* [Brief]: In full and without alteration, repeat the material.

☆ ☆ ☆ ☆

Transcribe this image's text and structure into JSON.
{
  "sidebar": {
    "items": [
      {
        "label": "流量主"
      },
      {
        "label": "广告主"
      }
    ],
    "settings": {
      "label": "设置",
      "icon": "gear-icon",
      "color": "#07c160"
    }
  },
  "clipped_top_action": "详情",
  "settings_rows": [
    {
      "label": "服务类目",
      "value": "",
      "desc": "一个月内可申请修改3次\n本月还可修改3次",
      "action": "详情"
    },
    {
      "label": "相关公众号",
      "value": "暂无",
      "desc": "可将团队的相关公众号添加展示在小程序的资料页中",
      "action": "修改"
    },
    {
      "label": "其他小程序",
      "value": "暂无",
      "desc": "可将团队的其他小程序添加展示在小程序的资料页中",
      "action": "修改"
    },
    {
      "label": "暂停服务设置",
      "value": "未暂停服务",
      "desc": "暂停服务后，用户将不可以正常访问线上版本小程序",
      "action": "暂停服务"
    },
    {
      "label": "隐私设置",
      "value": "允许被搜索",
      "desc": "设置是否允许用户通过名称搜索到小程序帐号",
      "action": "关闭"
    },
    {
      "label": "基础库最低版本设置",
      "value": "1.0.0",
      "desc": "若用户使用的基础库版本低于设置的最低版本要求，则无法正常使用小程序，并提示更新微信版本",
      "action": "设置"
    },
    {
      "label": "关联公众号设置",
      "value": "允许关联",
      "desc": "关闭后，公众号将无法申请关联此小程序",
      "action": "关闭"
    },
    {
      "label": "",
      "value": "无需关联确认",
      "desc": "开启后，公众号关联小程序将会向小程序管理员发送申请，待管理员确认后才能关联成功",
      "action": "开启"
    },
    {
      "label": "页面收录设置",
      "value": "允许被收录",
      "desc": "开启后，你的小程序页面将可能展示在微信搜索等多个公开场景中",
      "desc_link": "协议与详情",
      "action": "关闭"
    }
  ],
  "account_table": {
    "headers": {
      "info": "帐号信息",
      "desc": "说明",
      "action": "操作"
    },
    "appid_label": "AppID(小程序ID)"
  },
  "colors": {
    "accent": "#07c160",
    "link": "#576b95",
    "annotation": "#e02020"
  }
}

☆ ☆ ☆ ☆

* [Correct answer]:
Transcribe this image's text and structure into JSON.
{
  "sidebar": {
    "items": [
      {
        "label": "流量主"
      },
      {
        "label": "广告主"
      }
    ],
    "settings": {
      "label": "设置",
      "icon": "gear-icon",
      "color": "#07c160"
    }
  },
  "clipped_top_action": "详情",
  "settings_rows": [
    {
      "label": "服务类目",
      "value": "",
      "desc": "一个月内可申请修改3次\n本月还可修改3次",
      "action": "详情"
    },
    {
      "label": "相关公众号",
      "value": "暂无",
      "desc": "可将团队的相关公众号添加展示在小程序的资料页中",
      "action": "修改"
    },
    {
      "label": "其他小程序",
      "value": "暂无",
      "desc": "可将团队的其他小程序添加展示在小程序的资料页中",
      "action": "修改"
    },
    {
      "label": "暂停服务设置",
      "value": "未暂停服务",
      "desc": "暂停服务后，用户将不可以正常访问线上版本小程序",
      "action": "暂停服务"
    },
    {
      "label": "隐私设置",
      "value": "允许被搜索",
      "desc": "设置是否允许用户通过名称搜索到小程序帐号",
      "action": "关闭"
    },
    {
      "label": "基础库最低版本设置",
      "value": "1.0.0",
      "desc": "若用户使用的基础库版本低于设置的最低版本要求，则无法正常使用小程序，并提示更新微信版本",
      "action": "设置"
    },
    {
      "label": "关联公众号设置",
      "value": "允许关联",
      "desc": "关闭后，公众号将无法申请关联此小程序",
      "action": "关闭"
    },
    {
      "label": "",
      "value": "无需关联确认",
      "desc": "开启后，公众号关联小程序将会向小程序管理员发送申请，待管理员确认后才能关联成功",
      "action": "开启"
    },
    {
      "label": "页面收录设置",
      "value": "允许被收录",
      "desc": "开启后，你的小程序页面将可能展示在微信搜索等多个公开场景中",
      "desc_link": "协议与详情",
      "action": "关闭"
    }
  ],
  "account_table": {
    "headers": {
      "info": "帐号信息",
      "desc": "说明",
      "action": "操作"
    },
    "appid_label": "AppID(小程序ID)"
  },
  "colors": {
    "accent": "#07c160",
    "link": "#576b95",
    "annotation": "#e02020"
  }
}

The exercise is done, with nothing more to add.